Given instruction> Go through the listing below and list every line with "extend".

Items from a data source:
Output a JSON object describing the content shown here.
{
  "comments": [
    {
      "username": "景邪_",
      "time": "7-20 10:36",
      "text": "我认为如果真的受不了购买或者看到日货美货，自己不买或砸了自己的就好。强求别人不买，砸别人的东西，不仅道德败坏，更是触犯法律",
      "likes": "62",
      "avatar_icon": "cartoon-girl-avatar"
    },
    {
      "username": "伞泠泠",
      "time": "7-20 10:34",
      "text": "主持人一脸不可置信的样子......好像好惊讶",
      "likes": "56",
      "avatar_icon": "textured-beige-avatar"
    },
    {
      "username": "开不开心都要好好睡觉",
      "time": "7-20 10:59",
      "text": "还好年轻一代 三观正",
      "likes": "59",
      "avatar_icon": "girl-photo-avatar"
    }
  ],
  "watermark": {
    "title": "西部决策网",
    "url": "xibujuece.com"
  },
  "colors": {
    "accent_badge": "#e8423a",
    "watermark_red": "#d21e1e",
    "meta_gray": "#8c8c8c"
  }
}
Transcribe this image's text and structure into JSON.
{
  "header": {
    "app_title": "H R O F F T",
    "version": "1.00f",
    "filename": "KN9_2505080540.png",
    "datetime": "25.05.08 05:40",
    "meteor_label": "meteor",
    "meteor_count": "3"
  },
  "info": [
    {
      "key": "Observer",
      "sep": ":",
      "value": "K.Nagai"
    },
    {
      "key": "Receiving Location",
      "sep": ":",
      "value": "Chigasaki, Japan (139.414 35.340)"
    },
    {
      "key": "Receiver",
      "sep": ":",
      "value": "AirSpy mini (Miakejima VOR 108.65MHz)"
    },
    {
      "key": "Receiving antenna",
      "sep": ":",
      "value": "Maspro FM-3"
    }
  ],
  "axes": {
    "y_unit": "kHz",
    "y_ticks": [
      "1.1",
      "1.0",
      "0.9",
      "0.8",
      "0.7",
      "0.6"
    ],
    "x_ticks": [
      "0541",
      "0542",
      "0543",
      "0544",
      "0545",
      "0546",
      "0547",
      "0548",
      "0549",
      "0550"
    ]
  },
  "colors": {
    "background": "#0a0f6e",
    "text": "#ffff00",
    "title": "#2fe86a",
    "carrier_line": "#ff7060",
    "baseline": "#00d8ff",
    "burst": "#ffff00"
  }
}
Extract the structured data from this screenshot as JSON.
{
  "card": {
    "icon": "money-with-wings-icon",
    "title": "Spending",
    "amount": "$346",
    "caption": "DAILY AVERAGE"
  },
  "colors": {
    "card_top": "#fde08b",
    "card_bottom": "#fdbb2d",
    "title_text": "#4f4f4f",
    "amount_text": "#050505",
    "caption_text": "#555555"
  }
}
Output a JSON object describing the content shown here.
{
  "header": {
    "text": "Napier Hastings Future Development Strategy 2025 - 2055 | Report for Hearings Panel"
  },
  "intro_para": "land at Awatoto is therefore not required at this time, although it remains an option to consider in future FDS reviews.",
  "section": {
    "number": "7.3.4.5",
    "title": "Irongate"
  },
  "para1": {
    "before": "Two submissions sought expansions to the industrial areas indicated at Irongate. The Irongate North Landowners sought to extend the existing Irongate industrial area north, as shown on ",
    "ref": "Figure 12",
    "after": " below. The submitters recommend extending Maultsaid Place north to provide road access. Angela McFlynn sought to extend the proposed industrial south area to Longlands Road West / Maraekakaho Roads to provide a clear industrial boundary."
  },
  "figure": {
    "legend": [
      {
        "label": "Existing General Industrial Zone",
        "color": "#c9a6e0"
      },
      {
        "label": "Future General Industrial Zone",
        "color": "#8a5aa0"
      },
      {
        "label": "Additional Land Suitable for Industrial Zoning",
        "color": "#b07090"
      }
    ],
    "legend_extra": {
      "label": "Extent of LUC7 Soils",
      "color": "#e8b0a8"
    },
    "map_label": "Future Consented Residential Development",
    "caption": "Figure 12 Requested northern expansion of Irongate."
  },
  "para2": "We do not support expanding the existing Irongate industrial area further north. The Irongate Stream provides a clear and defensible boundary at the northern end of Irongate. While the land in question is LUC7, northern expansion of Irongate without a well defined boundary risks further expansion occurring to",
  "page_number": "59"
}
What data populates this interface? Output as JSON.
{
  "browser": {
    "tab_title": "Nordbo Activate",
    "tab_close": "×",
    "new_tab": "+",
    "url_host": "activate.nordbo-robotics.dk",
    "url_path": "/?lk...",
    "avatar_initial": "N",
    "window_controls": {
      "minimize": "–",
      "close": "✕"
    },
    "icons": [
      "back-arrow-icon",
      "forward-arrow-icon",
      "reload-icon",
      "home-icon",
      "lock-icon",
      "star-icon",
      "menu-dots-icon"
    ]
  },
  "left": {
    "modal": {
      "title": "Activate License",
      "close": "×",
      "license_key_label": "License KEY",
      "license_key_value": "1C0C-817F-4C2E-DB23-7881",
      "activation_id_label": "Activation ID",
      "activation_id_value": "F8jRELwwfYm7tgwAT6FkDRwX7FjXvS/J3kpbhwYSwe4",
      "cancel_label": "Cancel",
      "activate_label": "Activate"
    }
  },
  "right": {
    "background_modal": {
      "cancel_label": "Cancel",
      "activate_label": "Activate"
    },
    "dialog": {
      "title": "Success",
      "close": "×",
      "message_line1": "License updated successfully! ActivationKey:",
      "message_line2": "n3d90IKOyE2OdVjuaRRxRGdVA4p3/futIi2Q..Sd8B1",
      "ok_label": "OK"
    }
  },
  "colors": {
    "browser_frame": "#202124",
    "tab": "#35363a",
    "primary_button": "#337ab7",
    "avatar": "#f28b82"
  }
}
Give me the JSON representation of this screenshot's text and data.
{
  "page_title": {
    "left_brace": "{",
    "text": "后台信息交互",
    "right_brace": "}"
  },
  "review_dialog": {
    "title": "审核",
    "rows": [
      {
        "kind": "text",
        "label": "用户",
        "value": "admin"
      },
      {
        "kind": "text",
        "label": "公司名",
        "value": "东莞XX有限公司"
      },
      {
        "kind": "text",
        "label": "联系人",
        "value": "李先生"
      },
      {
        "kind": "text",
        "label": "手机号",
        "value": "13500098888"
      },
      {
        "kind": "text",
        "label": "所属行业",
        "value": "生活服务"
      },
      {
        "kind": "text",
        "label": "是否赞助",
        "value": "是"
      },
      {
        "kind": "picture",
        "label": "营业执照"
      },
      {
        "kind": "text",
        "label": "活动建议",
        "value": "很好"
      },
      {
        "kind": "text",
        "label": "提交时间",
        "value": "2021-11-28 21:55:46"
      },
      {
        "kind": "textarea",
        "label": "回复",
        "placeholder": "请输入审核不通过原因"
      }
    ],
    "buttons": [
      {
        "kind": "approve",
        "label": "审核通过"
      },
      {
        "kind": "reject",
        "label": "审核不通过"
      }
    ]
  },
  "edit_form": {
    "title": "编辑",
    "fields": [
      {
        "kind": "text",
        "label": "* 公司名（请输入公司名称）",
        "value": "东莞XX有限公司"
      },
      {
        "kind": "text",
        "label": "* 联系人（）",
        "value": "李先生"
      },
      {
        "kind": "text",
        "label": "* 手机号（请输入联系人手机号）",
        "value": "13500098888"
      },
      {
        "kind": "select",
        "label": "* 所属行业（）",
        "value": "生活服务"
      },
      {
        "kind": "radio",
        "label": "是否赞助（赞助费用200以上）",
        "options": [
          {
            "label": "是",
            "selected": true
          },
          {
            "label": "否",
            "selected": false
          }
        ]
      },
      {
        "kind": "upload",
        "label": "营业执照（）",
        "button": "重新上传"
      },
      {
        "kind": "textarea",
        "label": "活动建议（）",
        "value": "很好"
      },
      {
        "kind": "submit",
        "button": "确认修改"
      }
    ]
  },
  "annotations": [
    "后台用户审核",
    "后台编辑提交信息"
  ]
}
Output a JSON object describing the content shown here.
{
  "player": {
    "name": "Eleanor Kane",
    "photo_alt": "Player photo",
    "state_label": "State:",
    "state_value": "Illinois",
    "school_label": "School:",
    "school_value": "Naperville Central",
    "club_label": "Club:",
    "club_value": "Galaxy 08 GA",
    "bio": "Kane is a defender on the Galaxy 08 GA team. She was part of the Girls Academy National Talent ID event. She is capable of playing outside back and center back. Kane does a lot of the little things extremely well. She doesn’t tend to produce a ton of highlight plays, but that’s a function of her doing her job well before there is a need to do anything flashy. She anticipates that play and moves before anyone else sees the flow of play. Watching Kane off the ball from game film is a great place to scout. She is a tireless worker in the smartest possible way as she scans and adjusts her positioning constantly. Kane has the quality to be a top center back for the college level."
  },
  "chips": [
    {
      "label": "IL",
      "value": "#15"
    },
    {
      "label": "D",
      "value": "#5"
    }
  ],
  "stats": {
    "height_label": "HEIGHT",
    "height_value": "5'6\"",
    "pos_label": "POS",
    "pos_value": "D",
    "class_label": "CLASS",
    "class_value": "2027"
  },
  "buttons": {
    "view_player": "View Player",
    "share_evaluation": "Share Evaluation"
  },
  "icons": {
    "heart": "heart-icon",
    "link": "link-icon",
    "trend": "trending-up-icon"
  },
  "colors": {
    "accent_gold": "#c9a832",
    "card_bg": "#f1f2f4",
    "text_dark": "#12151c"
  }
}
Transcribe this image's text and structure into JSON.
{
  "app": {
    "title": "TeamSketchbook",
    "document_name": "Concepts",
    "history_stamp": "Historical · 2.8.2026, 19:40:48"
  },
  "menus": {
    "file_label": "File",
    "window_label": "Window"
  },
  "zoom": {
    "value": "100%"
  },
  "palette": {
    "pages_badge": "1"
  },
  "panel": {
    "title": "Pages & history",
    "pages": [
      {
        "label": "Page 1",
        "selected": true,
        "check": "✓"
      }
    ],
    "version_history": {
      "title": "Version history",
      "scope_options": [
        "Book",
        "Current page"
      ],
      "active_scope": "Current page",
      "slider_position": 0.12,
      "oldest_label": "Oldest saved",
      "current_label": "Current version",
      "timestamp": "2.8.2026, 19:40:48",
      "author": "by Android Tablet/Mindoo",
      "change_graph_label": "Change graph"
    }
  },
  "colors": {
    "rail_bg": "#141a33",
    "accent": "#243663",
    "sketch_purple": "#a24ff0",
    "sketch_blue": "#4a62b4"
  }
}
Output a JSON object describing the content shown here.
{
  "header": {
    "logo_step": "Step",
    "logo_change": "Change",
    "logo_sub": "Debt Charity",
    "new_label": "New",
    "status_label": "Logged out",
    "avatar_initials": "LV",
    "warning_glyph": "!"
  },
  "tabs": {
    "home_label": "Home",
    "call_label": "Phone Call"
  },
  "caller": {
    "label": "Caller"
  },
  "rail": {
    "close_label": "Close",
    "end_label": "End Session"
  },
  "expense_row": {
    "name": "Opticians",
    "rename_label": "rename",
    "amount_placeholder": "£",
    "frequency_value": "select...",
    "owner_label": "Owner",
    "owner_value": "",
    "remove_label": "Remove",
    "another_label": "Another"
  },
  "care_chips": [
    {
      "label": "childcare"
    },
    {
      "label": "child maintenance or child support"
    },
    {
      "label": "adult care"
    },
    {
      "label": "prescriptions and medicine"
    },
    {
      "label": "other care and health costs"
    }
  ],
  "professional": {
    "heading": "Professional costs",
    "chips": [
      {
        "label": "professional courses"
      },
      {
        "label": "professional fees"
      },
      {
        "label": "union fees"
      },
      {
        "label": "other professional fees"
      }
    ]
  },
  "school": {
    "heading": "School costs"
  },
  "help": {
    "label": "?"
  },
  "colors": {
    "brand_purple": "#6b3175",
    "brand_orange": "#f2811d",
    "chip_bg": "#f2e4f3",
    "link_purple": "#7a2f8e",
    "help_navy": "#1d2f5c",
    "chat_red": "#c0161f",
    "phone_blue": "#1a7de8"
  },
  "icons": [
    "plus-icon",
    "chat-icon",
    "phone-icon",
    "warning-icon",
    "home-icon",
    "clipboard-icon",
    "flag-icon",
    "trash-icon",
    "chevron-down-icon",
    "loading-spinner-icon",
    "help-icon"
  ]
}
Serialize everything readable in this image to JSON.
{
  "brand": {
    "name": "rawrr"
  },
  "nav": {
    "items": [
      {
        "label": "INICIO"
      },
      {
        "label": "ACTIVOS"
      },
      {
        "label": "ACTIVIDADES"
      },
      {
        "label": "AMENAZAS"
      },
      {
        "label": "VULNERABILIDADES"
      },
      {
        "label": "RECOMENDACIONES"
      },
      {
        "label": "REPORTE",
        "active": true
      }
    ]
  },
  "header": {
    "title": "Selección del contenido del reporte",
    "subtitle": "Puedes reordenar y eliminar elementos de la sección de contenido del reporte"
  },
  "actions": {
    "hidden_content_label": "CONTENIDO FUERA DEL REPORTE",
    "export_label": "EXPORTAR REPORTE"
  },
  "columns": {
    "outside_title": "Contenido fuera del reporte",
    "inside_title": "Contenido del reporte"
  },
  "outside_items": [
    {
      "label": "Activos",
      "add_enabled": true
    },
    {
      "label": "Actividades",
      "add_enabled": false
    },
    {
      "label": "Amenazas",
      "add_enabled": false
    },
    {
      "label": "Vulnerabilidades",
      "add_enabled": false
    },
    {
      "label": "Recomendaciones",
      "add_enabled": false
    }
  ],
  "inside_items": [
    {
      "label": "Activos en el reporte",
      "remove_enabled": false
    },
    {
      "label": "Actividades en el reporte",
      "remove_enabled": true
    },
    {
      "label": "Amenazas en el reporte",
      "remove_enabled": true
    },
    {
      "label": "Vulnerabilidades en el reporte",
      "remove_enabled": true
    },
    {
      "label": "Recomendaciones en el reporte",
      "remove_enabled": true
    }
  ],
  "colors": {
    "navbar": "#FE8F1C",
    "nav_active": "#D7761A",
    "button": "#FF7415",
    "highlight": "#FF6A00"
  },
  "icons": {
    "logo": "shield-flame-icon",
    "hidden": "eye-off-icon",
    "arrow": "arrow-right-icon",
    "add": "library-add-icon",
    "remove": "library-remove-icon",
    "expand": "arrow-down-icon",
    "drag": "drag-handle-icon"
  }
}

Written solution>
    "before": "Two submissions sought expansions to the industrial areas indicated at Irongate. The Irongate North Landowners sought to extend the existing Irongate industrial area north, as shown on ",
    "after": " below. The submitters recommend extending Maultsaid Place north to provide road access. Angela McFlynn sought to extend the proposed industrial south area to Longlands Road West / Maraekakaho Roads to provide a clear industrial boundary."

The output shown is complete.